Figure record extracts:
<<<<

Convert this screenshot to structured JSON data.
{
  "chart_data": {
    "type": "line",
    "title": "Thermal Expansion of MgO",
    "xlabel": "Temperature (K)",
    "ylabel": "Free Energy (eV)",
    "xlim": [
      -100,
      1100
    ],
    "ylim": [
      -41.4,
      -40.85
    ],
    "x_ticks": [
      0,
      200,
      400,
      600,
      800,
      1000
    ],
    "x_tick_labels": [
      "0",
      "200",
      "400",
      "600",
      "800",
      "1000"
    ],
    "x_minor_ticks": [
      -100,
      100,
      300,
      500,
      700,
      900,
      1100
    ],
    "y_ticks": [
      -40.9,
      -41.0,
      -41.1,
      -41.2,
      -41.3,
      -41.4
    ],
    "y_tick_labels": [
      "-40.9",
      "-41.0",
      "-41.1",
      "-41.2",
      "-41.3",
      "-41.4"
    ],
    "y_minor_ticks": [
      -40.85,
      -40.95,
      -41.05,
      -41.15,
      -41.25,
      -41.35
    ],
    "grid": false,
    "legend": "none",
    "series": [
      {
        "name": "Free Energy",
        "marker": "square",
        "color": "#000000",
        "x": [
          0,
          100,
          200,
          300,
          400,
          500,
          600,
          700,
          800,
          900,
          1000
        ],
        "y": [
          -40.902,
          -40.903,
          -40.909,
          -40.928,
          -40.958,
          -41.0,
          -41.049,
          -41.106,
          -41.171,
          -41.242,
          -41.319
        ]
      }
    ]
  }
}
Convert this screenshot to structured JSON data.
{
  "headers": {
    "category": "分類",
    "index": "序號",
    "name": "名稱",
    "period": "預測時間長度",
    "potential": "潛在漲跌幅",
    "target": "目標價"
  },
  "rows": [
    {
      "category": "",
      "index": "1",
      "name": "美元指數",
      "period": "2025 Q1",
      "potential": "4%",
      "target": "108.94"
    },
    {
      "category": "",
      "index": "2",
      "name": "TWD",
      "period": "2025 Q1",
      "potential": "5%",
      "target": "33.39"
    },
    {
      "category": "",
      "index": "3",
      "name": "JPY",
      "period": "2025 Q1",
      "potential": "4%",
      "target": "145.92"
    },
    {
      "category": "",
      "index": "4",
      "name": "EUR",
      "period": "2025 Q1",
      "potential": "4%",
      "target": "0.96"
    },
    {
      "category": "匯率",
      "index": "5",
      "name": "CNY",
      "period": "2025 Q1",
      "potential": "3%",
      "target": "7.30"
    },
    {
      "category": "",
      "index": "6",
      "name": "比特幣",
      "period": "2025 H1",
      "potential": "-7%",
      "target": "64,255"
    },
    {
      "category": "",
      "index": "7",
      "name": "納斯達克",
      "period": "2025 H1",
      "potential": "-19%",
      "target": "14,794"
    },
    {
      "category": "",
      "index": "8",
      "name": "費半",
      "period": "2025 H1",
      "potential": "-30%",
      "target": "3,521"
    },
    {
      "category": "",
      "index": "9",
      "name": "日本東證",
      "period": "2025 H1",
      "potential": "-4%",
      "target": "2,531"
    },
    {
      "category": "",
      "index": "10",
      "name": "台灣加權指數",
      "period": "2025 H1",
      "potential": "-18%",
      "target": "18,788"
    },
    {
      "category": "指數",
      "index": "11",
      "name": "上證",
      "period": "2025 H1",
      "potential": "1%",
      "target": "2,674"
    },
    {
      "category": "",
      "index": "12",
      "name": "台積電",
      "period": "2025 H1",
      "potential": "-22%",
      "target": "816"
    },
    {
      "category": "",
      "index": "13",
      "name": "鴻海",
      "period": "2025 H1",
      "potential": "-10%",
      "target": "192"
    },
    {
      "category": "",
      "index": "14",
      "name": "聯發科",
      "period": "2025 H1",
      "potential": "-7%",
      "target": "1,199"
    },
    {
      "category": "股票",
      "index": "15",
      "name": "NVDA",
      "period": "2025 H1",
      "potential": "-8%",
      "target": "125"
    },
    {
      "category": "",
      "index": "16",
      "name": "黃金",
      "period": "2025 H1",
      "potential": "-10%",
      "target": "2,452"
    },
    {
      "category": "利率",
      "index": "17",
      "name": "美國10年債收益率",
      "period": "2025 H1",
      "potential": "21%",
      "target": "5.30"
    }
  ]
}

>>>>

Goal: Could you quote the material above in full, exactly as it stands?

Exercise output:
Convert this screenshot to structured JSON data.
{
  "chart_data": {
    "type": "line",
    "title": "Thermal Expansion of MgO",
    "xlabel": "Temperature (K)",
    "ylabel": "Free Energy (eV)",
    "xlim": [
      -100,
      1100
    ],
    "ylim": [
      -41.4,
      -40.85
    ],
    "x_ticks": [
      0,
      200,
      400,
      600,
      800,
      1000
    ],
    "x_tick_labels": [
      "0",
      "200",
      "400",
      "600",
      "800",
      "1000"
    ],
    "x_minor_ticks": [
      -100,
      100,
      300,
      500,
      700,
      900,
      1100
    ],
    "y_ticks": [
      -40.9,
      -41.0,
      -41.1,
      -41.2,
      -41.3,
      -41.4
    ],
    "y_tick_labels": [
      "-40.9",
      "-41.0",
      "-41.1",
      "-41.2",
      "-41.3",
      "-41.4"
    ],
    "y_minor_ticks": [
      -40.85,
      -40.95,
      -41.05,
      -41.15,
      -41.25,
      -41.35
    ],
    "grid": false,
    "legend": "none",
    "series": [
      {
        "name": "Free Energy",
        "marker": "square",
        "color": "#000000",
        "x": [
          0,
          100,
          200,
          300,
          400,
          500,
          600,
          700,
          800,
          900,
          1000
        ],
        "y": [
          -40.902,
          -40.903,
          -40.909,
          -40.928,
          -40.958,
          -41.0,
          -41.049,
          -41.106,
          -41.171,
          -41.242,
          -41.319
        ]
      }
    ]
  }
}
Convert this screenshot to structured JSON data.
{
  "headers": {
    "category": "分類",
    "index": "序號",
    "name": "名稱",
    "period": "預測時間長度",
    "potential": "潛在漲跌幅",
    "target": "目標價"
  },
  "rows": [
    {
      "category": "",
      "index": "1",
      "name": "美元指數",
      "period": "2025 Q1",
      "potential": "4%",
      "target": "108.94"
    },
    {
      "category": "",
      "index": "2",
      "name": "TWD",
      "period": "2025 Q1",
      "potential": "5%",
      "target": "33.39"
    },
    {
      "category": "",
      "index": "3",
      "name": "JPY",
      "period": "2025 Q1",
      "potential": "4%",
      "target": "145.92"
    },
    {
      "category": "",
      "index": "4",
      "name": "EUR",
      "period": "2025 Q1",
      "potential": "4%",
      "target": "0.96"
    },
    {
      "category": "匯率",
      "index": "5",
      "name": "CNY",
      "period": "2025 Q1",
      "potential": "3%",
      "target": "7.30"
    },
    {
      "category": "",
      "index": "6",
      "name": "比特幣",
      "period": "2025 H1",
      "potential": "-7%",
      "target": "64,255"
    },
    {
      "category": "",
      "index": "7",
      "name": "納斯達克",
      "period": "2025 H1",
      "potential": "-19%",
      "target": "14,794"
    },
    {
      "category": "",
      "index": "8",
      "name": "費半",
      "period": "2025 H1",
      "potential": "-30%",
      "target": "3,521"
    },
    {
      "category": "",
      "index": "9",
      "name": "日本東證",
      "period": "2025 H1",
      "potential": "-4%",
      "target": "2,531"
    },
    {
      "category": "",
      "index": "10",
      "name": "台灣加權指數",
      "period": "2025 H1",
      "potential": "-18%",
      "target": "18,788"
    },
    {
      "category": "指數",
      "index": "11",
      "name": "上證",
      "period": "2025 H1",
      "potential": "1%",
      "target": "2,674"
    },
    {
      "category": "",
      "index": "12",
      "name": "台積電",
      "period": "2025 H1",
      "potential": "-22%",
      "target": "816"
    },
    {
      "category": "",
      "index": "13",
      "name": "鴻海",
      "period": "2025 H1",
      "potential": "-10%",
      "target": "192"
    },
    {
      "category": "",
      "index": "14",
      "name": "聯發科",
      "period": "2025 H1",
      "potential": "-7%",
      "target": "1,199"
    },
    {
      "category": "股票",
      "index": "15",
      "name": "NVDA",
      "period": "2025 H1",
      "potential": "-8%",
      "target": "125"
    },
    {
      "category": "",
      "index": "16",
      "name": "黃金",
      "period": "2025 H1",
      "potential": "-10%",
      "target": "2,452"
    },
    {
      "category": "利率",
      "index": "17",
      "name": "美國10年債收益率",
      "period": "2025 H1",
      "potential": "21%",
      "target": "5.30"
    }
  ]
}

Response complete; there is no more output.